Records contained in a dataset
====================
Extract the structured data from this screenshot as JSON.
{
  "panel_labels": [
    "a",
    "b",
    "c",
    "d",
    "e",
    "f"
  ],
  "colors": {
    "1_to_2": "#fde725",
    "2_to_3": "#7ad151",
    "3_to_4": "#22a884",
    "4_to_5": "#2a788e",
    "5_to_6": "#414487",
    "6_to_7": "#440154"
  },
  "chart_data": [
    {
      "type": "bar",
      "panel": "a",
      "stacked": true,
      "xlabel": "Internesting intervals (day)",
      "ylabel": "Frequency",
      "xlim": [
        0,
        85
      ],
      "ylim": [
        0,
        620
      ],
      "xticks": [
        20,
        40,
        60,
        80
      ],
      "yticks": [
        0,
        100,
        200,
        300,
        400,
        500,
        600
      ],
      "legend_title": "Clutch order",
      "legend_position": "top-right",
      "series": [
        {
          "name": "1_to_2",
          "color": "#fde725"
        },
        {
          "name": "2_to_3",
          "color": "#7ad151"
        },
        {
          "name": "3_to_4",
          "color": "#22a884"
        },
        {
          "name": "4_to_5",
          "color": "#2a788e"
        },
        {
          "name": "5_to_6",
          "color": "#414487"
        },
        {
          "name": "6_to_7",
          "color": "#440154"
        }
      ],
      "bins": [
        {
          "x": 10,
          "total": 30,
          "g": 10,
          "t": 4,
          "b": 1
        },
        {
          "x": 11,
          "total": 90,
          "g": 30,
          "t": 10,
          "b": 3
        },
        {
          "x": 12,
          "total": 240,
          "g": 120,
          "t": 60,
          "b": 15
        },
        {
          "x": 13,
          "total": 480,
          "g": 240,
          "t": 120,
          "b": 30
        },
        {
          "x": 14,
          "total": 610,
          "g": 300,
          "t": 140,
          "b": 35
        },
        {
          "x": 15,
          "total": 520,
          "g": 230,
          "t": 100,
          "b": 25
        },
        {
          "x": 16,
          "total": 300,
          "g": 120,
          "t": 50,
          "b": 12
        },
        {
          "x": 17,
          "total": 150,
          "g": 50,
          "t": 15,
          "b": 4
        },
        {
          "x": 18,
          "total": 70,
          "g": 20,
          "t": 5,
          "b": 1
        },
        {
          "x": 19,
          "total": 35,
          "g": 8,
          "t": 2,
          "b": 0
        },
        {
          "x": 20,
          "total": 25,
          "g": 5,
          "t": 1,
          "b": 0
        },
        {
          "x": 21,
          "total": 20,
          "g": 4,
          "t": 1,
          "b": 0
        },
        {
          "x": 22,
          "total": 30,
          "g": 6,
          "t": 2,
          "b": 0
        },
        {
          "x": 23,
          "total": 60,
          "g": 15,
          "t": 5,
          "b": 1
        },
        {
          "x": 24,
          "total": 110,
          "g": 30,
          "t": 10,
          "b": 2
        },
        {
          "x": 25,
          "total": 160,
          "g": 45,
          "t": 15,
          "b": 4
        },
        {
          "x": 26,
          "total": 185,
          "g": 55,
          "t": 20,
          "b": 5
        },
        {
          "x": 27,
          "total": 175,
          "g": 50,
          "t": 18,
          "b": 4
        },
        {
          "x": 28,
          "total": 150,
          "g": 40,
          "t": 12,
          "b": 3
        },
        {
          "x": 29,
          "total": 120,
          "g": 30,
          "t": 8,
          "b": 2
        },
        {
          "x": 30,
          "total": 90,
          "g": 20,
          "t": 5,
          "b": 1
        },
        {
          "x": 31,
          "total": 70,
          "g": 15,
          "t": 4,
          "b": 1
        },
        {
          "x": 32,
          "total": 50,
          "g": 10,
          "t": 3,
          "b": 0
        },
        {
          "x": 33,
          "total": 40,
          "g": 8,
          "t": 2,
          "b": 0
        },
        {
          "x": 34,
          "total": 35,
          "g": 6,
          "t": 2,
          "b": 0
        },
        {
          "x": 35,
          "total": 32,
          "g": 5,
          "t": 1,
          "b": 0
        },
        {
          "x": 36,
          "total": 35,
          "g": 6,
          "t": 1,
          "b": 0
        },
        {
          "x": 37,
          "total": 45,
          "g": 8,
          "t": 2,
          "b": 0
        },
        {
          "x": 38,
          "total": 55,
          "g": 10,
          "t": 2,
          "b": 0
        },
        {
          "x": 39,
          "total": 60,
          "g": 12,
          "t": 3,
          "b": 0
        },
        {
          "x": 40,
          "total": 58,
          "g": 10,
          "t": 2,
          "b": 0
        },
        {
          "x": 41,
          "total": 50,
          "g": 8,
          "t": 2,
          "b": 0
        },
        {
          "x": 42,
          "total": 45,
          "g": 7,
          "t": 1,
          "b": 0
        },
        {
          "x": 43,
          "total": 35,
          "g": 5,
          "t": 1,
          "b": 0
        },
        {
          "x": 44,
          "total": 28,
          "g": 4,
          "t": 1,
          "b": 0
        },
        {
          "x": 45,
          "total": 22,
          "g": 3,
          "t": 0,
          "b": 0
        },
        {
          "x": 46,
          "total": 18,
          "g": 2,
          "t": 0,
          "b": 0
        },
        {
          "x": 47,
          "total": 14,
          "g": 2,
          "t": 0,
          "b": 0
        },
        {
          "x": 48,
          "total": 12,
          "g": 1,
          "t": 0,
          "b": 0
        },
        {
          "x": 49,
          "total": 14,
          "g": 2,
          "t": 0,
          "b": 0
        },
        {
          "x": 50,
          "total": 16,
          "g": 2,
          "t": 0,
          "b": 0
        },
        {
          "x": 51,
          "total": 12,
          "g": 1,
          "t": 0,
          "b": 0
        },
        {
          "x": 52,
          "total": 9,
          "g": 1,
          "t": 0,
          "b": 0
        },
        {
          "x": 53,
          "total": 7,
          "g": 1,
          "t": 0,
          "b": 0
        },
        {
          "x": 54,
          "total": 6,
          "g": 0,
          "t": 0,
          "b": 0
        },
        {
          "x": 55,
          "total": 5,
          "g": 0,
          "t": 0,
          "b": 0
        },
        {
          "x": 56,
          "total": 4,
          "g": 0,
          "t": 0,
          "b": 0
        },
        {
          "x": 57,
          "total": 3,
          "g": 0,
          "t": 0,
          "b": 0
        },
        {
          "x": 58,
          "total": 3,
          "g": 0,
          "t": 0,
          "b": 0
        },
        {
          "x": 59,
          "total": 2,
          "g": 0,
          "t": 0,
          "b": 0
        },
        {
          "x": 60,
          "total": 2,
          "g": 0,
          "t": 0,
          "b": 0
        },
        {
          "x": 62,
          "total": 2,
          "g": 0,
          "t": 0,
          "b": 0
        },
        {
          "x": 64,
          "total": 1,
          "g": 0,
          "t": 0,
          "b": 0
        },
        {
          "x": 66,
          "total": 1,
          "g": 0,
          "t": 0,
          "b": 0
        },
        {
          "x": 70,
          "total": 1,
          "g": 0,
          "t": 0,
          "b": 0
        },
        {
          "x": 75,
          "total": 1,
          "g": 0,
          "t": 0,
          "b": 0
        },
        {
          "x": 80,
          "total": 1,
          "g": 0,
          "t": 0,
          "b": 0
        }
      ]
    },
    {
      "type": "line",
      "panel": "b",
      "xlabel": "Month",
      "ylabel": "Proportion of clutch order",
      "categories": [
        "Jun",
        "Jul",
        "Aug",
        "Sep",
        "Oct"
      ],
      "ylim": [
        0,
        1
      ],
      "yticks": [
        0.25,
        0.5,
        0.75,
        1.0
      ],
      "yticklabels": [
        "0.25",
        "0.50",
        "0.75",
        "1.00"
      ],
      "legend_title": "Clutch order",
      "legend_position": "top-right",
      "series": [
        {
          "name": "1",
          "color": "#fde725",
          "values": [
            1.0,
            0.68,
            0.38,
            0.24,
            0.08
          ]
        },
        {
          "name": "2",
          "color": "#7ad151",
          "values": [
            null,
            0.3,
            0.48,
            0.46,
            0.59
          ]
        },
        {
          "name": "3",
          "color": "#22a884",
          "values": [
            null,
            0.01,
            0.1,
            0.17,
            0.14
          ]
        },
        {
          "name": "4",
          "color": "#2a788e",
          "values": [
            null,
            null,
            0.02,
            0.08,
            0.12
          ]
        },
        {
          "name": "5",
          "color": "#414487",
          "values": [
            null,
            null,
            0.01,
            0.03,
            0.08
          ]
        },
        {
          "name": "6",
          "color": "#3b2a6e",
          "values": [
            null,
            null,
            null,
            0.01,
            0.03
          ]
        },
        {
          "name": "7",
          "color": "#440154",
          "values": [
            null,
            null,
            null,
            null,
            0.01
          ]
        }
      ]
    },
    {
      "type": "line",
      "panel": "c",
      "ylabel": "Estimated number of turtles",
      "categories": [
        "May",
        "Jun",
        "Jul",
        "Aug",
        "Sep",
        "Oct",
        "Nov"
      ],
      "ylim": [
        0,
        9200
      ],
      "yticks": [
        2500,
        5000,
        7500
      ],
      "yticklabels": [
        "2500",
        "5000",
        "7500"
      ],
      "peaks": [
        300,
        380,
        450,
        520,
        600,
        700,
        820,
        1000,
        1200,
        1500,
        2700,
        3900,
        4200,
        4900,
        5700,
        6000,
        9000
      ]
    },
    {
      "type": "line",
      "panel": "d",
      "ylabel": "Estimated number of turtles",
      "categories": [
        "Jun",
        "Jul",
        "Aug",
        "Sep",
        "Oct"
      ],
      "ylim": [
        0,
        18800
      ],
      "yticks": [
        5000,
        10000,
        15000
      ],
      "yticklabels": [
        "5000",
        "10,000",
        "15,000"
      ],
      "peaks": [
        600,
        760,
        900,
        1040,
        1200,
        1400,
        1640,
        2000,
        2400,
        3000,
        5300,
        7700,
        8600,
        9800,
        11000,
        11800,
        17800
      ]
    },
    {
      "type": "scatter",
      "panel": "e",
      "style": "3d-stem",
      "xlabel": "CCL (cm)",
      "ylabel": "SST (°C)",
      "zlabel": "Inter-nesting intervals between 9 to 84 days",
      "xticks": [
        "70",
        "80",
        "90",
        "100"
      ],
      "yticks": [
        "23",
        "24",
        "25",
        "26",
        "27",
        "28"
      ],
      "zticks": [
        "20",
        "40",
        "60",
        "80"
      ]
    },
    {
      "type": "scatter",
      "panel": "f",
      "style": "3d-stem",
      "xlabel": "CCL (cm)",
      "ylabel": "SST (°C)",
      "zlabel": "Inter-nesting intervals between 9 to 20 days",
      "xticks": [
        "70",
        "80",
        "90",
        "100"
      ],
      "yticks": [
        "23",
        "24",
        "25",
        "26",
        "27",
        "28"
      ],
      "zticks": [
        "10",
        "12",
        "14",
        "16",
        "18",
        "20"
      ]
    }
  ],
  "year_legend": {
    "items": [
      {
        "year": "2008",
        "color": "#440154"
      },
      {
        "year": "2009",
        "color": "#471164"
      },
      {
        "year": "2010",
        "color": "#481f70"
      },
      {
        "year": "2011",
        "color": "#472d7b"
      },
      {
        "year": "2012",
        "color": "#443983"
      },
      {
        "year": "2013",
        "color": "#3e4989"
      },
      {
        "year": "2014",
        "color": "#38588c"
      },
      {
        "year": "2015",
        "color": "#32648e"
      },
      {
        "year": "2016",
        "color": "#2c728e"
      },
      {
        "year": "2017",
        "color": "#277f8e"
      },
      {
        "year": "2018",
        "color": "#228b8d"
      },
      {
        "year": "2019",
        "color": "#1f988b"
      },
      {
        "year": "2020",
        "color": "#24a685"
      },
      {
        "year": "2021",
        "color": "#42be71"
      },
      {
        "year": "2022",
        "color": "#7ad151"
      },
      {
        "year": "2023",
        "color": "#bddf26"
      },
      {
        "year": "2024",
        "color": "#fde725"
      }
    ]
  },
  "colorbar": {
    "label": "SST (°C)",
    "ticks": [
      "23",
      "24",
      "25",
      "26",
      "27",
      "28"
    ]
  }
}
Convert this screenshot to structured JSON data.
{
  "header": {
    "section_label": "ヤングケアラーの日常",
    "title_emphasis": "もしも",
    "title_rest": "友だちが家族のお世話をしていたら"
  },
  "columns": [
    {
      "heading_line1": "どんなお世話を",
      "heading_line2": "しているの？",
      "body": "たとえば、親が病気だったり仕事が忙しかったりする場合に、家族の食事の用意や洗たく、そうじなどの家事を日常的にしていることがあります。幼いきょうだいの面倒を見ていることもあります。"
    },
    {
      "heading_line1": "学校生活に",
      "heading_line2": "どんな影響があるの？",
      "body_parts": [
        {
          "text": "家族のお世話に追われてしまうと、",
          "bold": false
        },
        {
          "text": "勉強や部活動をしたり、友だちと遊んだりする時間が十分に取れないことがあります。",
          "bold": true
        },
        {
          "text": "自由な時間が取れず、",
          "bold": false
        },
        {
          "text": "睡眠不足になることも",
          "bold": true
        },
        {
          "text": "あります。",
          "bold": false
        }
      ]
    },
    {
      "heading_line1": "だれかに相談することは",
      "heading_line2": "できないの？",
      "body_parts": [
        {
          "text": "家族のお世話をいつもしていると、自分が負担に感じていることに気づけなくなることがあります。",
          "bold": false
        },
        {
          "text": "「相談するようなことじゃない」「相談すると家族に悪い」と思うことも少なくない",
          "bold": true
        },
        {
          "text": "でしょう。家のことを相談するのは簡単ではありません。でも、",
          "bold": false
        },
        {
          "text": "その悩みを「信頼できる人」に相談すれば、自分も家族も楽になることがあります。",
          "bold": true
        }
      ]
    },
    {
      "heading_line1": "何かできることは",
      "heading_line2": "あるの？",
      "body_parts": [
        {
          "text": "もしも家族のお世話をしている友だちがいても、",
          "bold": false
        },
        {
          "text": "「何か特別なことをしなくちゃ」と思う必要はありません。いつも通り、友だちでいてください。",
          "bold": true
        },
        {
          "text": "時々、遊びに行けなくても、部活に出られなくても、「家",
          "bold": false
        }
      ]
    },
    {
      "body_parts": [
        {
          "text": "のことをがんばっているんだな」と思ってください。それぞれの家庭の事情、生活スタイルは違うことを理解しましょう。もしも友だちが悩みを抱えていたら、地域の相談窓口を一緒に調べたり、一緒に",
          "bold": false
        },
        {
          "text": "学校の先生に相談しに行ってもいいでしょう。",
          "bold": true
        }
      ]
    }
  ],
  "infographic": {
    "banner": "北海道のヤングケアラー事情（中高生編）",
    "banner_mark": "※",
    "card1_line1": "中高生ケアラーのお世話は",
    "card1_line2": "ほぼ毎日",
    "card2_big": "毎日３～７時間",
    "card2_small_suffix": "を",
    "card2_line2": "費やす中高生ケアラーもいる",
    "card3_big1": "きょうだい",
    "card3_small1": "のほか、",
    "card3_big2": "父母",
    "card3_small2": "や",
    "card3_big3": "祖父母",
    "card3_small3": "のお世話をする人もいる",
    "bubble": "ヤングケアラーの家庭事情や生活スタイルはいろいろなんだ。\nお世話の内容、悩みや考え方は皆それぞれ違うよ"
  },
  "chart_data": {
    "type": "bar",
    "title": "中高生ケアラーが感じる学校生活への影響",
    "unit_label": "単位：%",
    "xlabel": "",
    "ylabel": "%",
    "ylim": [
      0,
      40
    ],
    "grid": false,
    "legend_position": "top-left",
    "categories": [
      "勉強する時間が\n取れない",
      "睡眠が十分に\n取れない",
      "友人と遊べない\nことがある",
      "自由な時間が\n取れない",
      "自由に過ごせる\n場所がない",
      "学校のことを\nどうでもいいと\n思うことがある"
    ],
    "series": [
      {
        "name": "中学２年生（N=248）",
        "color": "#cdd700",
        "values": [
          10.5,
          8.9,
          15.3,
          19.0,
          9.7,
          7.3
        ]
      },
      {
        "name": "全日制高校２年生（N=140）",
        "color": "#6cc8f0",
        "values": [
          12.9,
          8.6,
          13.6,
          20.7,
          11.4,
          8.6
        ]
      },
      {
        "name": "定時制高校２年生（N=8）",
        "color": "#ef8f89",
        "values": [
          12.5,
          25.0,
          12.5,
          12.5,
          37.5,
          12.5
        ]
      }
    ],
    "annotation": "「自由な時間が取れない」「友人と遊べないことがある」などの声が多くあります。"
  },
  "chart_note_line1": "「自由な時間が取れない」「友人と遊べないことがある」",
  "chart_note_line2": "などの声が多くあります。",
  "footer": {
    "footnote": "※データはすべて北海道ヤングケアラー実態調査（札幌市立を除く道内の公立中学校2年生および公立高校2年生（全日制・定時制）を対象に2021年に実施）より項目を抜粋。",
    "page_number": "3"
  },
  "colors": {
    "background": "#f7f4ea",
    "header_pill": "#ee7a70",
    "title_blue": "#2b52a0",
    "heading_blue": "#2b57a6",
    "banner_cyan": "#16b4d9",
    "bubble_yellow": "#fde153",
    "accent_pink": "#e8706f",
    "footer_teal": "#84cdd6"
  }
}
====================
Determine how many lines in the records contain "this", and reply with the number only.

2